Objective:
In the material below, identify each line bearing the word "name". Reproduce those lines.

Records:
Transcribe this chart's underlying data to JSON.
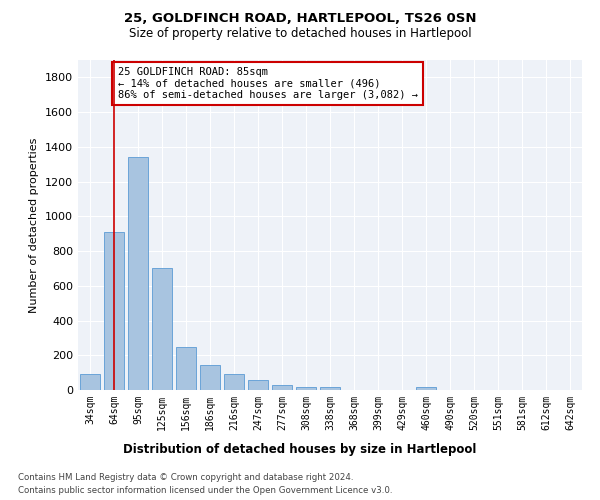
{
  "title1": "25, GOLDFINCH ROAD, HARTLEPOOL, TS26 0SN",
  "title2": "Size of property relative to detached houses in Hartlepool",
  "xlabel": "Distribution of detached houses by size in Hartlepool",
  "ylabel": "Number of detached properties",
  "categories": [
    "34sqm",
    "64sqm",
    "95sqm",
    "125sqm",
    "156sqm",
    "186sqm",
    "216sqm",
    "247sqm",
    "277sqm",
    "308sqm",
    "338sqm",
    "368sqm",
    "399sqm",
    "429sqm",
    "460sqm",
    "490sqm",
    "520sqm",
    "551sqm",
    "581sqm",
    "612sqm",
    "642sqm"
  ],
  "values": [
    90,
    910,
    1340,
    700,
    250,
    145,
    90,
    55,
    30,
    20,
    15,
    0,
    0,
    0,
    20,
    0,
    0,
    0,
    0,
    0,
    0
  ],
  "bar_color": "#a8c4e0",
  "bar_edgecolor": "#5b9bd5",
  "vline_x": 1.0,
  "vline_color": "#cc0000",
  "annotation_box_text": "25 GOLDFINCH ROAD: 85sqm\n← 14% of detached houses are smaller (496)\n86% of semi-detached houses are larger (3,082) →",
  "annotation_box_color": "#cc0000",
  "annotation_box_facecolor": "white",
  "ylim": [
    0,
    1900
  ],
  "yticks": [
    0,
    200,
    400,
    600,
    800,
    1000,
    1200,
    1400,
    1600,
    1800
  ],
  "footer1": "Contains HM Land Registry data © Crown copyright and database right 2024.",
  "footer2": "Contains public sector information licensed under the Open Government Licence v3.0.",
  "background_color": "#eef2f8",
  "grid_color": "white"
}
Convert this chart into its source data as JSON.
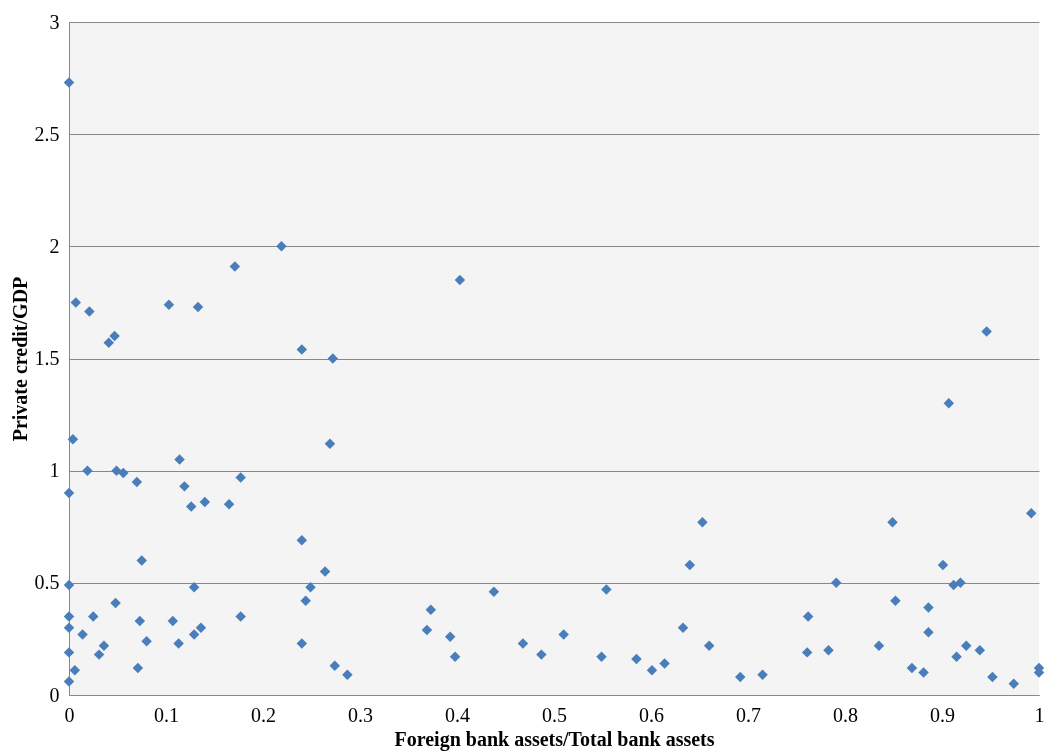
{
  "chart_data": {
    "type": "scatter",
    "xlabel": "Foreign bank assets/Total bank assets",
    "ylabel": "Private credit/GDP",
    "x": [
      0,
      0.007,
      0.021,
      0.004,
      0,
      0.019,
      0,
      0,
      0,
      0,
      0,
      0.006,
      0.014,
      0.025,
      0.031,
      0.036,
      0.041,
      0.047,
      0.049,
      0.056,
      0.048,
      0.07,
      0.075,
      0.073,
      0.071,
      0.08,
      0.103,
      0.114,
      0.119,
      0.126,
      0.107,
      0.113,
      0.129,
      0.129,
      0.136,
      0.133,
      0.14,
      0.165,
      0.171,
      0.177,
      0.177,
      0.219,
      0.24,
      0.272,
      0.24,
      0.244,
      0.249,
      0.24,
      0.264,
      0.269,
      0.274,
      0.287,
      0.403,
      0.369,
      0.373,
      0.393,
      0.398,
      0.438,
      0.468,
      0.487,
      0.51,
      0.549,
      0.554,
      0.585,
      0.601,
      0.614,
      0.633,
      0.64,
      0.653,
      0.66,
      0.692,
      0.715,
      0.762,
      0.761,
      0.783,
      0.791,
      0.835,
      0.849,
      0.852,
      0.869,
      0.881,
      0.886,
      0.886,
      0.901,
      0.907,
      0.912,
      0.919,
      0.915,
      0.925,
      0.939,
      0.946,
      0.952,
      0.974,
      0.992,
      1.0,
      1.0
    ],
    "series": [
      {
        "color": "#4a7ebb",
        "values": [
          2.73,
          1.75,
          1.71,
          1.14,
          0.9,
          1.0,
          0.49,
          0.35,
          0.3,
          0.19,
          0.06,
          0.11,
          0.27,
          0.35,
          0.18,
          0.22,
          1.57,
          1.6,
          1.0,
          0.99,
          0.41,
          0.95,
          0.6,
          0.33,
          0.12,
          0.24,
          1.74,
          1.05,
          0.93,
          0.84,
          0.33,
          0.23,
          0.48,
          0.27,
          0.3,
          1.73,
          0.86,
          0.85,
          1.91,
          0.97,
          0.35,
          2.0,
          1.54,
          1.5,
          0.69,
          0.42,
          0.48,
          0.23,
          0.55,
          1.12,
          0.13,
          0.09,
          1.85,
          0.29,
          0.38,
          0.26,
          0.17,
          0.46,
          0.23,
          0.18,
          0.27,
          0.17,
          0.47,
          0.16,
          0.11,
          0.14,
          0.3,
          0.58,
          0.77,
          0.22,
          0.08,
          0.09,
          0.35,
          0.19,
          0.2,
          0.5,
          0.22,
          0.77,
          0.42,
          0.12,
          0.1,
          0.39,
          0.28,
          0.58,
          1.3,
          0.49,
          0.5,
          0.17,
          0.22,
          0.2,
          1.62,
          0.08,
          0.05,
          0.81,
          0.12,
          0.1
        ]
      }
    ],
    "xlim": [
      0,
      1
    ],
    "xticks": [
      0,
      0.1,
      0.2,
      0.3,
      0.4,
      0.5,
      0.6,
      0.7,
      0.8,
      0.9,
      1
    ],
    "ylim": [
      0,
      3
    ],
    "yticks": [
      0,
      0.5,
      1,
      1.5,
      2,
      2.5,
      3
    ],
    "grid": "y",
    "marker": "diamond",
    "legend": false
  }
}
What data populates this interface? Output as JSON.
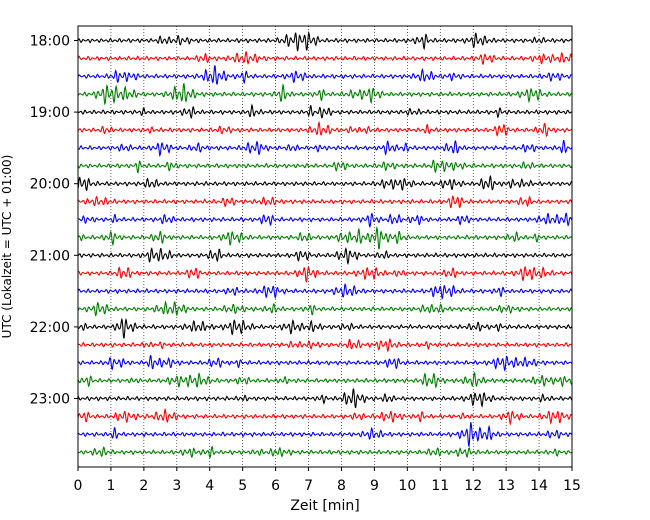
{
  "chart_data": {
    "type": "line",
    "title": "",
    "xlabel": "Zeit  [min]",
    "ylabel": "UTC (Lokalzeit = UTC + 01:00)",
    "xlim": [
      0,
      15
    ],
    "x_ticks": [
      "0",
      "1",
      "2",
      "3",
      "4",
      "5",
      "6",
      "7",
      "8",
      "9",
      "10",
      "11",
      "12",
      "13",
      "14",
      "15"
    ],
    "y_ticks": [
      "18:00",
      "19:00",
      "20:00",
      "21:00",
      "22:00",
      "23:00"
    ],
    "grid": "vertical dotted",
    "trace_interval_minutes": 15,
    "traces": [
      {
        "start": "18:00",
        "color": "#000000"
      },
      {
        "start": "18:15",
        "color": "#ff0000"
      },
      {
        "start": "18:30",
        "color": "#0000ff"
      },
      {
        "start": "18:45",
        "color": "#008000"
      },
      {
        "start": "19:00",
        "color": "#000000"
      },
      {
        "start": "19:15",
        "color": "#ff0000"
      },
      {
        "start": "19:30",
        "color": "#0000ff"
      },
      {
        "start": "19:45",
        "color": "#008000"
      },
      {
        "start": "20:00",
        "color": "#000000"
      },
      {
        "start": "20:15",
        "color": "#ff0000"
      },
      {
        "start": "20:30",
        "color": "#0000ff"
      },
      {
        "start": "20:45",
        "color": "#008000"
      },
      {
        "start": "21:00",
        "color": "#000000"
      },
      {
        "start": "21:15",
        "color": "#ff0000"
      },
      {
        "start": "21:30",
        "color": "#0000ff"
      },
      {
        "start": "21:45",
        "color": "#008000"
      },
      {
        "start": "22:00",
        "color": "#000000"
      },
      {
        "start": "22:15",
        "color": "#ff0000"
      },
      {
        "start": "22:30",
        "color": "#0000ff"
      },
      {
        "start": "22:45",
        "color": "#008000"
      },
      {
        "start": "23:00",
        "color": "#000000"
      },
      {
        "start": "23:15",
        "color": "#ff0000"
      },
      {
        "start": "23:30",
        "color": "#0000ff"
      },
      {
        "start": "23:45",
        "color": "#008000"
      }
    ]
  }
}
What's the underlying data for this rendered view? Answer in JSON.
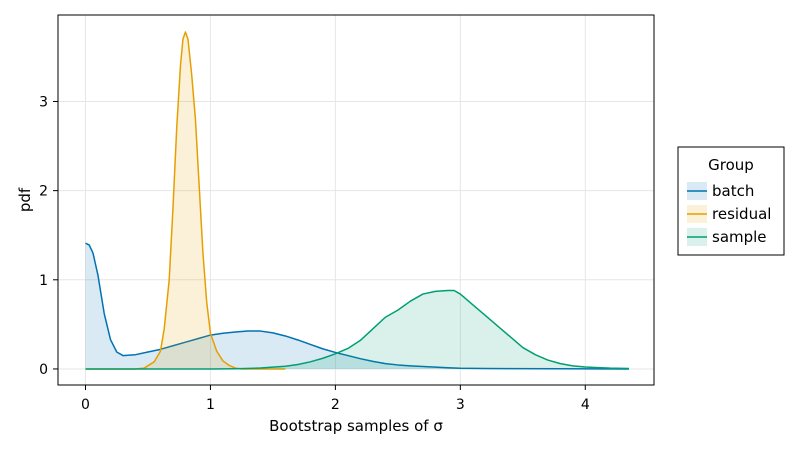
{
  "chart_data": {
    "type": "area",
    "title": "",
    "xlabel": "Bootstrap samples of σ",
    "ylabel": "pdf",
    "xlim": [
      -0.22,
      4.55
    ],
    "ylim": [
      -0.18,
      3.97
    ],
    "x_ticks": [
      0,
      1,
      2,
      3,
      4
    ],
    "y_ticks": [
      0,
      1,
      2,
      3
    ],
    "grid": true,
    "legend": {
      "title": "Group",
      "placement": "right"
    },
    "series": [
      {
        "name": "batch",
        "color": "#0072b2",
        "points": [
          [
            0.0,
            1.41
          ],
          [
            0.03,
            1.39
          ],
          [
            0.06,
            1.3
          ],
          [
            0.1,
            1.05
          ],
          [
            0.15,
            0.62
          ],
          [
            0.2,
            0.33
          ],
          [
            0.25,
            0.19
          ],
          [
            0.3,
            0.15
          ],
          [
            0.4,
            0.16
          ],
          [
            0.5,
            0.19
          ],
          [
            0.6,
            0.22
          ],
          [
            0.7,
            0.26
          ],
          [
            0.8,
            0.3
          ],
          [
            0.9,
            0.34
          ],
          [
            1.0,
            0.38
          ],
          [
            1.1,
            0.4
          ],
          [
            1.2,
            0.415
          ],
          [
            1.3,
            0.425
          ],
          [
            1.4,
            0.425
          ],
          [
            1.5,
            0.405
          ],
          [
            1.6,
            0.37
          ],
          [
            1.7,
            0.325
          ],
          [
            1.8,
            0.275
          ],
          [
            1.9,
            0.225
          ],
          [
            2.0,
            0.185
          ],
          [
            2.1,
            0.15
          ],
          [
            2.2,
            0.115
          ],
          [
            2.3,
            0.085
          ],
          [
            2.4,
            0.06
          ],
          [
            2.5,
            0.045
          ],
          [
            2.6,
            0.035
          ],
          [
            2.7,
            0.028
          ],
          [
            2.8,
            0.02
          ],
          [
            2.9,
            0.013
          ],
          [
            3.0,
            0.008
          ],
          [
            3.2,
            0.005
          ],
          [
            3.4,
            0.003
          ],
          [
            3.8,
            0.002
          ],
          [
            4.35,
            0.0
          ]
        ]
      },
      {
        "name": "residual",
        "color": "#e69f00",
        "points": [
          [
            0.0,
            0.0
          ],
          [
            0.4,
            0.0
          ],
          [
            0.47,
            0.01
          ],
          [
            0.55,
            0.08
          ],
          [
            0.6,
            0.2
          ],
          [
            0.63,
            0.45
          ],
          [
            0.67,
            1.0
          ],
          [
            0.7,
            1.8
          ],
          [
            0.73,
            2.7
          ],
          [
            0.76,
            3.4
          ],
          [
            0.78,
            3.7
          ],
          [
            0.8,
            3.78
          ],
          [
            0.82,
            3.7
          ],
          [
            0.85,
            3.3
          ],
          [
            0.88,
            2.8
          ],
          [
            0.91,
            2.05
          ],
          [
            0.94,
            1.3
          ],
          [
            0.97,
            0.75
          ],
          [
            1.0,
            0.4
          ],
          [
            1.05,
            0.2
          ],
          [
            1.1,
            0.09
          ],
          [
            1.15,
            0.04
          ],
          [
            1.2,
            0.01
          ],
          [
            1.25,
            0.0
          ],
          [
            1.6,
            0.0
          ]
        ]
      },
      {
        "name": "sample",
        "color": "#009e73",
        "points": [
          [
            0.0,
            0.0
          ],
          [
            1.0,
            0.0
          ],
          [
            1.2,
            0.002
          ],
          [
            1.4,
            0.01
          ],
          [
            1.6,
            0.03
          ],
          [
            1.7,
            0.05
          ],
          [
            1.8,
            0.08
          ],
          [
            1.9,
            0.12
          ],
          [
            2.0,
            0.17
          ],
          [
            2.1,
            0.23
          ],
          [
            2.2,
            0.32
          ],
          [
            2.3,
            0.45
          ],
          [
            2.4,
            0.58
          ],
          [
            2.5,
            0.66
          ],
          [
            2.6,
            0.76
          ],
          [
            2.7,
            0.84
          ],
          [
            2.8,
            0.87
          ],
          [
            2.9,
            0.88
          ],
          [
            2.95,
            0.88
          ],
          [
            3.0,
            0.84
          ],
          [
            3.1,
            0.72
          ],
          [
            3.2,
            0.6
          ],
          [
            3.3,
            0.48
          ],
          [
            3.4,
            0.36
          ],
          [
            3.5,
            0.24
          ],
          [
            3.6,
            0.16
          ],
          [
            3.7,
            0.1
          ],
          [
            3.8,
            0.06
          ],
          [
            3.9,
            0.035
          ],
          [
            4.0,
            0.022
          ],
          [
            4.1,
            0.015
          ],
          [
            4.2,
            0.009
          ],
          [
            4.35,
            0.005
          ]
        ]
      }
    ]
  }
}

Answer to this task:
        "name": "batch",
        "name": "residual",
        "name": "sample",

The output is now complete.